--- What you should do ---
Summarize the passage on upstream oil investment in two sentences.

--- Source excerpt ---

As regards the upstream, for how long can we survive the lack of investment, as the IOCs have not been investing in last few years?
This question takes us back to the PIB. The IOCs are not investing much because of uncertainty, which the passage of the PIB is supposed to clear up. There is fundamental interdependence between Host Countries and the Multinational Oil Companies in the development of natural resources, but the interests of these two parties differ much but only converge on resource production- sharing. Two other major stake holders are the National Oil Companies and the Host Communities. The fact that oil and gas resources are vested in the Federal Government of Nigeria does not exclude the Host Communities as major stakeholders. These communities bear the brunt of environmental degradation (acid rain, oil spillage, foul air and water) that usually attends resource extraction and refining processes. Speaking of, the need for environmental remediation in Host Communities and environmental justice for those that bear the brunt!

--- Entries shown ---

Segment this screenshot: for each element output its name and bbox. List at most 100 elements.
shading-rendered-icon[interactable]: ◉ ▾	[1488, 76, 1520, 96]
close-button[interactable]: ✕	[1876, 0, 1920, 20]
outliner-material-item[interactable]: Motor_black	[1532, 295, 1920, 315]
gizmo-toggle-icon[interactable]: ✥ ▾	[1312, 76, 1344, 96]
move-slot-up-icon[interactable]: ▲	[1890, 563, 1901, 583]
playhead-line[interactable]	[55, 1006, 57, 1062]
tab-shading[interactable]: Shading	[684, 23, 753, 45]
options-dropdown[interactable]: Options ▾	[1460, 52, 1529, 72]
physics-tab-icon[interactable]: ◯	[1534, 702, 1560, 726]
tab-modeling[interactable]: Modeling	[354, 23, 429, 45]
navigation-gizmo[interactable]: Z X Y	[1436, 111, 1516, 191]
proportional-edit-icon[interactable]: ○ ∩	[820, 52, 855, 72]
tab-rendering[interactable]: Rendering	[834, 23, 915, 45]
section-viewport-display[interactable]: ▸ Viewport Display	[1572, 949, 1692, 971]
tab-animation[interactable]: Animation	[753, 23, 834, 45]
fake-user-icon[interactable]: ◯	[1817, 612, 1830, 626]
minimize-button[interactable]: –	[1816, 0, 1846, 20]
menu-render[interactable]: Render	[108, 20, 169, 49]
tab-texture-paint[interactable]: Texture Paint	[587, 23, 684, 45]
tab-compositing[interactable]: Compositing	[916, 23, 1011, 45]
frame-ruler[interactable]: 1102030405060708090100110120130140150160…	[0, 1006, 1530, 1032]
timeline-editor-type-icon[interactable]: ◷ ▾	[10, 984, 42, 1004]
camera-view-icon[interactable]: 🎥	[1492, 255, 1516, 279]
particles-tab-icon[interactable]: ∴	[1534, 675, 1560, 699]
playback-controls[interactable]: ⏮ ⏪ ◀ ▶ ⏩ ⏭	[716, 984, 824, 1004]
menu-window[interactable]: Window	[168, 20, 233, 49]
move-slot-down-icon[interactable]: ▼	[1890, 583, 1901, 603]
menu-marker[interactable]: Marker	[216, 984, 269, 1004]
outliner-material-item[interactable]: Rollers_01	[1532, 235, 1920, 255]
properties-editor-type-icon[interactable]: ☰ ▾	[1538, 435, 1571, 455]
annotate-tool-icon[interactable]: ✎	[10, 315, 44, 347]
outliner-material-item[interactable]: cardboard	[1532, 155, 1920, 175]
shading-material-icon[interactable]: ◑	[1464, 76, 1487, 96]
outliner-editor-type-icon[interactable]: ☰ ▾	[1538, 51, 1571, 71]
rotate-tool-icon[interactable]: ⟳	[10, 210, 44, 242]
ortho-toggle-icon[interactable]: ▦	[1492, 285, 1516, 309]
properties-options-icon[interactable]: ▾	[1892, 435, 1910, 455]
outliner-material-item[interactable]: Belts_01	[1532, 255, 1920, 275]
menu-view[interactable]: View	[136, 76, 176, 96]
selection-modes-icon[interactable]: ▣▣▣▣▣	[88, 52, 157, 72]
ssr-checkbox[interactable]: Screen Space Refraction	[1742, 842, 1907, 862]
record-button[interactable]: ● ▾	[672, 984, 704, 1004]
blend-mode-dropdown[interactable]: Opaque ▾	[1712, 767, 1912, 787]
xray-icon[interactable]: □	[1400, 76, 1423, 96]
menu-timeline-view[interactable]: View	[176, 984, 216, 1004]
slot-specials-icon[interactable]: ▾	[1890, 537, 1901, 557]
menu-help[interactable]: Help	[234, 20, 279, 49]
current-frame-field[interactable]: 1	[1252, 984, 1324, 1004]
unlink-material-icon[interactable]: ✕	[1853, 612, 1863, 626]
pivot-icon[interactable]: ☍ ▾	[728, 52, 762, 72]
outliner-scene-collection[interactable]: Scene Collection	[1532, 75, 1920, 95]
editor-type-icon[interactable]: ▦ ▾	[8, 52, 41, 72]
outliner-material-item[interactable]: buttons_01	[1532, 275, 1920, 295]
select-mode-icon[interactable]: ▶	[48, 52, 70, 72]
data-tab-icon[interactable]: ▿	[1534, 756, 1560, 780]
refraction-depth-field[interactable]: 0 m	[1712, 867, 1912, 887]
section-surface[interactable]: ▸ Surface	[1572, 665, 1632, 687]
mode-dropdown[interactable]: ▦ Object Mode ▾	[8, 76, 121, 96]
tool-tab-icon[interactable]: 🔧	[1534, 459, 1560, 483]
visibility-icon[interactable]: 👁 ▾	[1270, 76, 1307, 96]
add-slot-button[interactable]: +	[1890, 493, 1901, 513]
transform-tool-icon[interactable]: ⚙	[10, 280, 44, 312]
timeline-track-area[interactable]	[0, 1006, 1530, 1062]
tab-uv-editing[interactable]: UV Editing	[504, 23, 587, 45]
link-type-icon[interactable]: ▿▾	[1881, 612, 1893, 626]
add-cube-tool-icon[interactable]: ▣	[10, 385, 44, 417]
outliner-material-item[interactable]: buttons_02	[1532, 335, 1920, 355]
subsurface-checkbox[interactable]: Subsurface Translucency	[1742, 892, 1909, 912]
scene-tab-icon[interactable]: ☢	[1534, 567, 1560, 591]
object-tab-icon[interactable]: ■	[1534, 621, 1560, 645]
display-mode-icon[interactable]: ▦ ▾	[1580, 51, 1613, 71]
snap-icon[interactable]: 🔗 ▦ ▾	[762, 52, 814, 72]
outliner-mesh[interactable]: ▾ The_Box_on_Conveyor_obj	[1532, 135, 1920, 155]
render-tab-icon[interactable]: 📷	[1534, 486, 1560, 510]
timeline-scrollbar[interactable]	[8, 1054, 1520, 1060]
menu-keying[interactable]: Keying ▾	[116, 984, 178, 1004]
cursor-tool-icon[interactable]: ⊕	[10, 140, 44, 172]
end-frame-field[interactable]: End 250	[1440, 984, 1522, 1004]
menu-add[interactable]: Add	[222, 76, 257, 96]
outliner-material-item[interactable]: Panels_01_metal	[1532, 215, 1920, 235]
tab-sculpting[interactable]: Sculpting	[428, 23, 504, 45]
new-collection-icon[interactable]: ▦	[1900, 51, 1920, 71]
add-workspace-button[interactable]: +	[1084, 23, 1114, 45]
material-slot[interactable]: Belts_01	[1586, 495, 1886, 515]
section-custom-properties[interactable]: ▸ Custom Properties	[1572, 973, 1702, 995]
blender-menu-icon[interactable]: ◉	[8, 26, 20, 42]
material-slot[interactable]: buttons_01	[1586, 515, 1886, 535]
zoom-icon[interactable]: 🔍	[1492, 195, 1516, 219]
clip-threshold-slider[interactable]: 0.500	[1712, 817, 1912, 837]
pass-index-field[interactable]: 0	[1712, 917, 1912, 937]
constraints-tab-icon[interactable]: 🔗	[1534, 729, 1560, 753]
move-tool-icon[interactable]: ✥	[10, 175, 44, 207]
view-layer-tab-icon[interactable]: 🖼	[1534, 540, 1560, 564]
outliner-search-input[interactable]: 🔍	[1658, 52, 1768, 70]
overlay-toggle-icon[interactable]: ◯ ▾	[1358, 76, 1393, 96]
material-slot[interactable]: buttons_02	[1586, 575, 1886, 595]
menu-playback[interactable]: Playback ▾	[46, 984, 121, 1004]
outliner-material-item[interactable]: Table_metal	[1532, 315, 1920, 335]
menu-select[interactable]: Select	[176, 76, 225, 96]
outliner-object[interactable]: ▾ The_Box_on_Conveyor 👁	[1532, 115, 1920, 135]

---

--- Solution ---
The IOCs are investing little because of uncertainty that passage of the PIB is supposed to clear up, and although Host Countries and Multinational Oil Companies are interdependent in developing natural resources, their interests converge only on resource production-sharing. National Oil Companies and Host Communities are also major stakeholders, and the communities bear the brunt of the environmental degradation from extraction and refining, which calls for environmental remediation and environmental justice.